> _GOAL_: The entries below should be given again exactly, minus their pictures.

===== SOURCE DATA

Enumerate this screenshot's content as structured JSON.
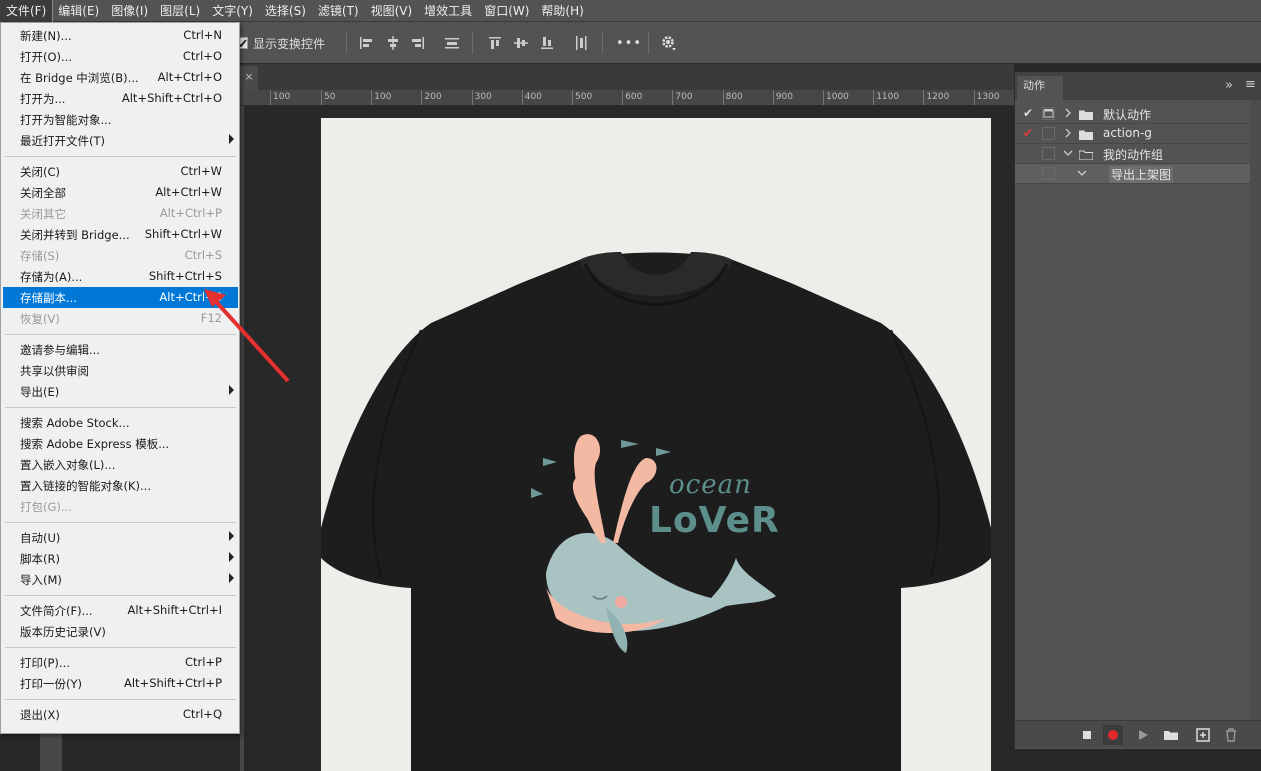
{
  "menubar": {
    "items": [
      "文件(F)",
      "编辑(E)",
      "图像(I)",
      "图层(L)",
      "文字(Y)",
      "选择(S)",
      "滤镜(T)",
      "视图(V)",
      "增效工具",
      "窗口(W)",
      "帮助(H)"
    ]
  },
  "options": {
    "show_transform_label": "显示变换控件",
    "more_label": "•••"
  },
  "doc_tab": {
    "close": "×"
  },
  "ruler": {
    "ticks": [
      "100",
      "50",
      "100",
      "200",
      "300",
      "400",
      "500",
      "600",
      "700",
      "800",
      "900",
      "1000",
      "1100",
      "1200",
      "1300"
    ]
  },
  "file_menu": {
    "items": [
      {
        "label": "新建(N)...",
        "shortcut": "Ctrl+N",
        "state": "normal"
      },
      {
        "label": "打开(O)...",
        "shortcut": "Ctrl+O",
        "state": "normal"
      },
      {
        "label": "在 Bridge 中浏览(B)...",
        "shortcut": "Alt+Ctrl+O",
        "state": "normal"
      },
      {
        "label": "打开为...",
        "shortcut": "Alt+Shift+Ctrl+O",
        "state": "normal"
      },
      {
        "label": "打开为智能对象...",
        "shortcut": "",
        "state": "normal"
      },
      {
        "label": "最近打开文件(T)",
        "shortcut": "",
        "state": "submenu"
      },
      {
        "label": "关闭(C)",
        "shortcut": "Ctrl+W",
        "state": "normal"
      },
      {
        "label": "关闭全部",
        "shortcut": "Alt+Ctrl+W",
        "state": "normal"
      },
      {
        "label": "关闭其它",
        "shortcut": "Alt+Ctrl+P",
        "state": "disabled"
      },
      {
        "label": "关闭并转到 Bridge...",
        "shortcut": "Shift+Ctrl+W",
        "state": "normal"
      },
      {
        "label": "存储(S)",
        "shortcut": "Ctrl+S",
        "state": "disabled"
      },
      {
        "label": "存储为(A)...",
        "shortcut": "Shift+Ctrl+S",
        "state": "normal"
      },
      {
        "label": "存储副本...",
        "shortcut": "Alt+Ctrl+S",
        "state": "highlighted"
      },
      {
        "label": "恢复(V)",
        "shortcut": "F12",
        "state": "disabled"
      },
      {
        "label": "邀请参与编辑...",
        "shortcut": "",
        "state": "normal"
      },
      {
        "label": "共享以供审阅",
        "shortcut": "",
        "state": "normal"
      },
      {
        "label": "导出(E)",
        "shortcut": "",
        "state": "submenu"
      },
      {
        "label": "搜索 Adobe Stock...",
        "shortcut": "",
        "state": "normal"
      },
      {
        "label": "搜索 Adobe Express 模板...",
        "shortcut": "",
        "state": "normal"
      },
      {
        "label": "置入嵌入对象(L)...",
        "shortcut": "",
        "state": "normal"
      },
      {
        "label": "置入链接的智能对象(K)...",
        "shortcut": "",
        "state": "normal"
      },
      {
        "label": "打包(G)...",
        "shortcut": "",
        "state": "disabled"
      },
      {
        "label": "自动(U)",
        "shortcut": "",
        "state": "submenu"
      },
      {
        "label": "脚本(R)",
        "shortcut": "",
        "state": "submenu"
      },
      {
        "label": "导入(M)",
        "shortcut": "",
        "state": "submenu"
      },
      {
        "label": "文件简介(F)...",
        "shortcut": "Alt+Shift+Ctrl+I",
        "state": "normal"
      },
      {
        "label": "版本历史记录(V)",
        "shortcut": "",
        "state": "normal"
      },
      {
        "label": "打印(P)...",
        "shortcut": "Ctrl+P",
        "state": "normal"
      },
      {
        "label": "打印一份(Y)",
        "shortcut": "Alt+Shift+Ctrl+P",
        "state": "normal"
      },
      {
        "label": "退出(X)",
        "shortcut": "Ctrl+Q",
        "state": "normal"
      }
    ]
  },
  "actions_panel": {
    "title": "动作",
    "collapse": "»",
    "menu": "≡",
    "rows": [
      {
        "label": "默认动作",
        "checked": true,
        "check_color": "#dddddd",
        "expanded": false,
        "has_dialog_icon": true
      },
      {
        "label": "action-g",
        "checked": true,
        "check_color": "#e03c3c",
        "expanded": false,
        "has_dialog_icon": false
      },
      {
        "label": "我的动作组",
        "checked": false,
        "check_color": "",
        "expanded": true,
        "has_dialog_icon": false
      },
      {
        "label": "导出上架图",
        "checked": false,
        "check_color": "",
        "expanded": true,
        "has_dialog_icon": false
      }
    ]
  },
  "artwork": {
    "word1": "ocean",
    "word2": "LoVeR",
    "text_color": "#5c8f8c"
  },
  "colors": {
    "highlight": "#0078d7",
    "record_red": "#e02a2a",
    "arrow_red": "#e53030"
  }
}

==========

> _CORRECT OUTPUT_:
Enumerate this screenshot's content as structured JSON.
{
  "menubar": {
    "items": [
      "文件(F)",
      "编辑(E)",
      "图像(I)",
      "图层(L)",
      "文字(Y)",
      "选择(S)",
      "滤镜(T)",
      "视图(V)",
      "增效工具",
      "窗口(W)",
      "帮助(H)"
    ]
  },
  "options": {
    "show_transform_label": "显示变换控件",
    "more_label": "•••"
  },
  "doc_tab": {
    "close": "×"
  },
  "ruler": {
    "ticks": [
      "100",
      "50",
      "100",
      "200",
      "300",
      "400",
      "500",
      "600",
      "700",
      "800",
      "900",
      "1000",
      "1100",
      "1200",
      "1300"
    ]
  },
  "file_menu": {
    "items": [
      {
        "label": "新建(N)...",
        "shortcut": "Ctrl+N",
        "state": "normal"
      },
      {
        "label": "打开(O)...",
        "shortcut": "Ctrl+O",
        "state": "normal"
      },
      {
        "label": "在 Bridge 中浏览(B)...",
        "shortcut": "Alt+Ctrl+O",
        "state": "normal"
      },
      {
        "label": "打开为...",
        "shortcut": "Alt+Shift+Ctrl+O",
        "state": "normal"
      },
      {
        "label": "打开为智能对象...",
        "shortcut": "",
        "state": "normal"
      },
      {
        "label": "最近打开文件(T)",
        "shortcut": "",
        "state": "submenu"
      },
      {
        "label": "关闭(C)",
        "shortcut": "Ctrl+W",
        "state": "normal"
      },
      {
        "label": "关闭全部",
        "shortcut": "Alt+Ctrl+W",
        "state": "normal"
      },
      {
        "label": "关闭其它",
        "shortcut": "Alt+Ctrl+P",
        "state": "disabled"
      },
      {
        "label": "关闭并转到 Bridge...",
        "shortcut": "Shift+Ctrl+W",
        "state": "normal"
      },
      {
        "label": "存储(S)",
        "shortcut": "Ctrl+S",
        "state": "disabled"
      },
      {
        "label": "存储为(A)...",
        "shortcut": "Shift+Ctrl+S",
        "state": "normal"
      },
      {
        "label": "存储副本...",
        "shortcut": "Alt+Ctrl+S",
        "state": "highlighted"
      },
      {
        "label": "恢复(V)",
        "shortcut": "F12",
        "state": "disabled"
      },
      {
        "label": "邀请参与编辑...",
        "shortcut": "",
        "state": "normal"
      },
      {
        "label": "共享以供审阅",
        "shortcut": "",
        "state": "normal"
      },
      {
        "label": "导出(E)",
        "shortcut": "",
        "state": "submenu"
      },
      {
        "label": "搜索 Adobe Stock...",
        "shortcut": "",
        "state": "normal"
      },
      {
        "label": "搜索 Adobe Express 模板...",
        "shortcut": "",
        "state": "normal"
      },
      {
        "label": "置入嵌入对象(L)...",
        "shortcut": "",
        "state": "normal"
      },
      {
        "label": "置入链接的智能对象(K)...",
        "shortcut": "",
        "state": "normal"
      },
      {
        "label": "打包(G)...",
        "shortcut": "",
        "state": "disabled"
      },
      {
        "label": "自动(U)",
        "shortcut": "",
        "state": "submenu"
      },
      {
        "label": "脚本(R)",
        "shortcut": "",
        "state": "submenu"
      },
      {
        "label": "导入(M)",
        "shortcut": "",
        "state": "submenu"
      },
      {
        "label": "文件简介(F)...",
        "shortcut": "Alt+Shift+Ctrl+I",
        "state": "normal"
      },
      {
        "label": "版本历史记录(V)",
        "shortcut": "",
        "state": "normal"
      },
      {
        "label": "打印(P)...",
        "shortcut": "Ctrl+P",
        "state": "normal"
      },
      {
        "label": "打印一份(Y)",
        "shortcut": "Alt+Shift+Ctrl+P",
        "state": "normal"
      },
      {
        "label": "退出(X)",
        "shortcut": "Ctrl+Q",
        "state": "normal"
      }
    ]
  },
  "actions_panel": {
    "title": "动作",
    "collapse": "»",
    "menu": "≡",
    "rows": [
      {
        "label": "默认动作",
        "checked": true,
        "check_color": "#dddddd",
        "expanded": false,
        "has_dialog_icon": true
      },
      {
        "label": "action-g",
        "checked": true,
        "check_color": "#e03c3c",
        "expanded": false,
        "has_dialog_icon": false
      },
      {
        "label": "我的动作组",
        "checked": false,
        "check_color": "",
        "expanded": true,
        "has_dialog_icon": false
      },
      {
        "label": "导出上架图",
        "checked": false,
        "check_color": "",
        "expanded": true,
        "has_dialog_icon": false
      }
    ]
  },
  "artwork": {
    "word1": "ocean",
    "word2": "LoVeR",
    "text_color": "#5c8f8c"
  },
  "colors": {
    "highlight": "#0078d7",
    "record_red": "#e02a2a",
    "arrow_red": "#e53030"
  }
}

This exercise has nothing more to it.